_The request_. Can you give these rows again with every "up-to-date" swapped for "current" and nothing else changed?

_Excerpted records_.
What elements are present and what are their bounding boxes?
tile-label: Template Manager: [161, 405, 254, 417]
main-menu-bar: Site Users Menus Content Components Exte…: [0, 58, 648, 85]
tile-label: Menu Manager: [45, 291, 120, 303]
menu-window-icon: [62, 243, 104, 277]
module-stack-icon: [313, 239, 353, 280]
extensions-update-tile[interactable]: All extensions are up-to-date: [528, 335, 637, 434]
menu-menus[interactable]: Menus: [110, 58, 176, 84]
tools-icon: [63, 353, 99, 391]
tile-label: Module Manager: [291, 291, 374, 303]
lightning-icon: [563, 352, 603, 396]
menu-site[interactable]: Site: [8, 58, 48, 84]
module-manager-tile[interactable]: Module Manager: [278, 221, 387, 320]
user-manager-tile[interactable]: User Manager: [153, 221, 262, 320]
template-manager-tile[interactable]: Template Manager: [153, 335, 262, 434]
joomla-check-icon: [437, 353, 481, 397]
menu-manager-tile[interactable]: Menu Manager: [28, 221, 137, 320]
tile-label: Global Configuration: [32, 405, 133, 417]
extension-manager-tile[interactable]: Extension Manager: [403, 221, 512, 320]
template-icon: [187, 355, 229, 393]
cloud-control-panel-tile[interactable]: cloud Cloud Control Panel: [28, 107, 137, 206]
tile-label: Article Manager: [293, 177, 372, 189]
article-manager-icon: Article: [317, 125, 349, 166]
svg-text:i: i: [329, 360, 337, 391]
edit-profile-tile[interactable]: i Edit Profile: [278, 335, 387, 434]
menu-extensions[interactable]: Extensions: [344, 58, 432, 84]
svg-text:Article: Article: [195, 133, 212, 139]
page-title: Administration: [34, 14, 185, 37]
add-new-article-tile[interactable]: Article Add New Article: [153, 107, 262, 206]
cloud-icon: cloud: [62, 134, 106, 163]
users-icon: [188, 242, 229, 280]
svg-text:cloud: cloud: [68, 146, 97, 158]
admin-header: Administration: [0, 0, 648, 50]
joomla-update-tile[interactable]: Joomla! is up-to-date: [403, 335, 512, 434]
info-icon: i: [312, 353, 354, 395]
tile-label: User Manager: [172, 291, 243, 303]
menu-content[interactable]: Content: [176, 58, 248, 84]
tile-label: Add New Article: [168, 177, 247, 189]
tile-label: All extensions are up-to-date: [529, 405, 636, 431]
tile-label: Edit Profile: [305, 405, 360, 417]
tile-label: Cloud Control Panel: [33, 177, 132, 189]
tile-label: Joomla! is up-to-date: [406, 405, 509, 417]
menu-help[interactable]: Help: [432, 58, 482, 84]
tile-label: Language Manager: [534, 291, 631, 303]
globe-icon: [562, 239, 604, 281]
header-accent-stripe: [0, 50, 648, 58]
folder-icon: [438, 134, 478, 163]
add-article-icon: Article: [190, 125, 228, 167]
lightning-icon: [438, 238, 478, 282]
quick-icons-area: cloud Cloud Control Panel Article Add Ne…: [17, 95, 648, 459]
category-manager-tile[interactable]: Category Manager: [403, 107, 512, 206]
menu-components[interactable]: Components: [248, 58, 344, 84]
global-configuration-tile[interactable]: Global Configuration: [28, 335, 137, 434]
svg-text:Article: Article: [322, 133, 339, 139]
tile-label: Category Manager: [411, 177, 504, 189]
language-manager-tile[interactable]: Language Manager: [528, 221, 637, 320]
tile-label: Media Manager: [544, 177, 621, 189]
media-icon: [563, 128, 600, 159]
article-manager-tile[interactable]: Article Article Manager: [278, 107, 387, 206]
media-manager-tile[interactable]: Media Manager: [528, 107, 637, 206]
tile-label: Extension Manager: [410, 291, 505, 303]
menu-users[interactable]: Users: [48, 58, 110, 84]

_Exercise solution_.
What elements are present and what are their bounding boxes?
tile-label: Template Manager: [161, 405, 254, 417]
main-menu-bar: Site Users Menus Content Components Exte…: [0, 58, 648, 85]
tile-label: Menu Manager: [45, 291, 120, 303]
menu-window-icon: [62, 243, 104, 277]
module-stack-icon: [313, 239, 353, 280]
extensions-update-tile[interactable]: All extensions are current: [528, 335, 637, 434]
menu-menus[interactable]: Menus: [110, 58, 176, 84]
tools-icon: [63, 353, 99, 391]
tile-label: Module Manager: [291, 291, 374, 303]
lightning-icon: [563, 352, 603, 396]
menu-site[interactable]: Site: [8, 58, 48, 84]
module-manager-tile[interactable]: Module Manager: [278, 221, 387, 320]
user-manager-tile[interactable]: User Manager: [153, 221, 262, 320]
template-manager-tile[interactable]: Template Manager: [153, 335, 262, 434]
joomla-check-icon: [437, 353, 481, 397]
menu-manager-tile[interactable]: Menu Manager: [28, 221, 137, 320]
tile-label: Global Configuration: [32, 405, 133, 417]
extension-manager-tile[interactable]: Extension Manager: [403, 221, 512, 320]
template-icon: [187, 355, 229, 393]
cloud-control-panel-tile[interactable]: cloud Cloud Control Panel: [28, 107, 137, 206]
tile-label: Article Manager: [293, 177, 372, 189]
article-manager-icon: Article: [317, 125, 349, 166]
svg-text:i: i: [329, 360, 337, 391]
edit-profile-tile[interactable]: i Edit Profile: [278, 335, 387, 434]
menu-extensions[interactable]: Extensions: [344, 58, 432, 84]
svg-text:Article: Article: [195, 133, 212, 139]
page-title: Administration: [34, 14, 185, 37]
add-new-article-tile[interactable]: Article Add New Article: [153, 107, 262, 206]
cloud-icon: cloud: [62, 134, 106, 163]
users-icon: [188, 242, 229, 280]
svg-text:cloud: cloud: [68, 146, 97, 158]
admin-header: Administration: [0, 0, 648, 50]
joomla-update-tile[interactable]: Joomla! is current: [403, 335, 512, 434]
info-icon: i: [312, 353, 354, 395]
tile-label: User Manager: [172, 291, 243, 303]
menu-content[interactable]: Content: [176, 58, 248, 84]
tile-label: Add New Article: [168, 177, 247, 189]
tile-label: All extensions are current: [529, 405, 636, 431]
tile-label: Edit Profile: [305, 405, 360, 417]
tile-label: Cloud Control Panel: [33, 177, 132, 189]
tile-label: Joomla! is current: [406, 405, 509, 417]
menu-help[interactable]: Help: [432, 58, 482, 84]
tile-label: Language Manager: [534, 291, 631, 303]
globe-icon: [562, 239, 604, 281]
header-accent-stripe: [0, 50, 648, 58]
folder-icon: [438, 134, 478, 163]
add-article-icon: Article: [190, 125, 228, 167]
lightning-icon: [438, 238, 478, 282]
quick-icons-area: cloud Cloud Control Panel Article Add Ne…: [17, 95, 648, 459]
category-manager-tile[interactable]: Category Manager: [403, 107, 512, 206]
menu-components[interactable]: Components: [248, 58, 344, 84]
global-configuration-tile[interactable]: Global Configuration: [28, 335, 137, 434]
svg-text:Article: Article: [322, 133, 339, 139]
tile-label: Category Manager: [411, 177, 504, 189]
language-manager-tile[interactable]: Language Manager: [528, 221, 637, 320]
tile-label: Media Manager: [544, 177, 621, 189]
media-icon: [563, 128, 600, 159]
article-manager-tile[interactable]: Article Article Manager: [278, 107, 387, 206]
media-manager-tile[interactable]: Media Manager: [528, 107, 637, 206]
tile-label: Extension Manager: [410, 291, 505, 303]
menu-users[interactable]: Users: [48, 58, 110, 84]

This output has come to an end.